>> Start

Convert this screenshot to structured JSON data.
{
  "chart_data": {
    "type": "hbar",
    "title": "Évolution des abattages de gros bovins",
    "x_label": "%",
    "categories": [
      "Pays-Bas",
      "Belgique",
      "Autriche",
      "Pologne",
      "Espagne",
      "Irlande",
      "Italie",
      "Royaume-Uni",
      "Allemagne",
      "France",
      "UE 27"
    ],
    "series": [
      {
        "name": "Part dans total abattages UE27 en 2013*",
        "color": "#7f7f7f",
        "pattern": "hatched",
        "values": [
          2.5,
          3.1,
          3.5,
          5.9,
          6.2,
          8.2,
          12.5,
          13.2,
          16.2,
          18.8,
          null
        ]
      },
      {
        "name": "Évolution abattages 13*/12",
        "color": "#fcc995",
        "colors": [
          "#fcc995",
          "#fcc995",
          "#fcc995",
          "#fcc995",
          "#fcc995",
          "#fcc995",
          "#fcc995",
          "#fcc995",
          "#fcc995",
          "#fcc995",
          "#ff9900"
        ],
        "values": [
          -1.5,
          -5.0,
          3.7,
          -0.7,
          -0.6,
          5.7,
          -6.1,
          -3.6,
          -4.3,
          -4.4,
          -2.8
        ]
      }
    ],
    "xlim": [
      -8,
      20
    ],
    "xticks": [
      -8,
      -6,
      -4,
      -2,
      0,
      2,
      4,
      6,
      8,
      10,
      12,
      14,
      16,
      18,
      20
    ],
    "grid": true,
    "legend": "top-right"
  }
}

>> End

Give an exact copy of all the data shown above.

Convert this screenshot to structured JSON data.
{
  "chart_data": {
    "type": "hbar",
    "title": "Évolution des abattages de gros bovins",
    "x_label": "%",
    "categories": [
      "Pays-Bas",
      "Belgique",
      "Autriche",
      "Pologne",
      "Espagne",
      "Irlande",
      "Italie",
      "Royaume-Uni",
      "Allemagne",
      "France",
      "UE 27"
    ],
    "series": [
      {
        "name": "Part dans total abattages UE27 en 2013*",
        "color": "#7f7f7f",
        "pattern": "hatched",
        "values": [
          2.5,
          3.1,
          3.5,
          5.9,
          6.2,
          8.2,
          12.5,
          13.2,
          16.2,
          18.8,
          null
        ]
      },
      {
        "name": "Évolution abattages 13*/12",
        "color": "#fcc995",
        "colors": [
          "#fcc995",
          "#fcc995",
          "#fcc995",
          "#fcc995",
          "#fcc995",
          "#fcc995",
          "#fcc995",
          "#fcc995",
          "#fcc995",
          "#fcc995",
          "#ff9900"
        ],
        "values": [
          -1.5,
          -5.0,
          3.7,
          -0.7,
          -0.6,
          5.7,
          -6.1,
          -3.6,
          -4.3,
          -4.4,
          -2.8
        ]
      }
    ],
    "xlim": [
      -8,
      20
    ],
    "xticks": [
      -8,
      -6,
      -4,
      -2,
      0,
      2,
      4,
      6,
      8,
      10,
      12,
      14,
      16,
      18,
      20
    ],
    "grid": true,
    "legend": "top-right"
  }
}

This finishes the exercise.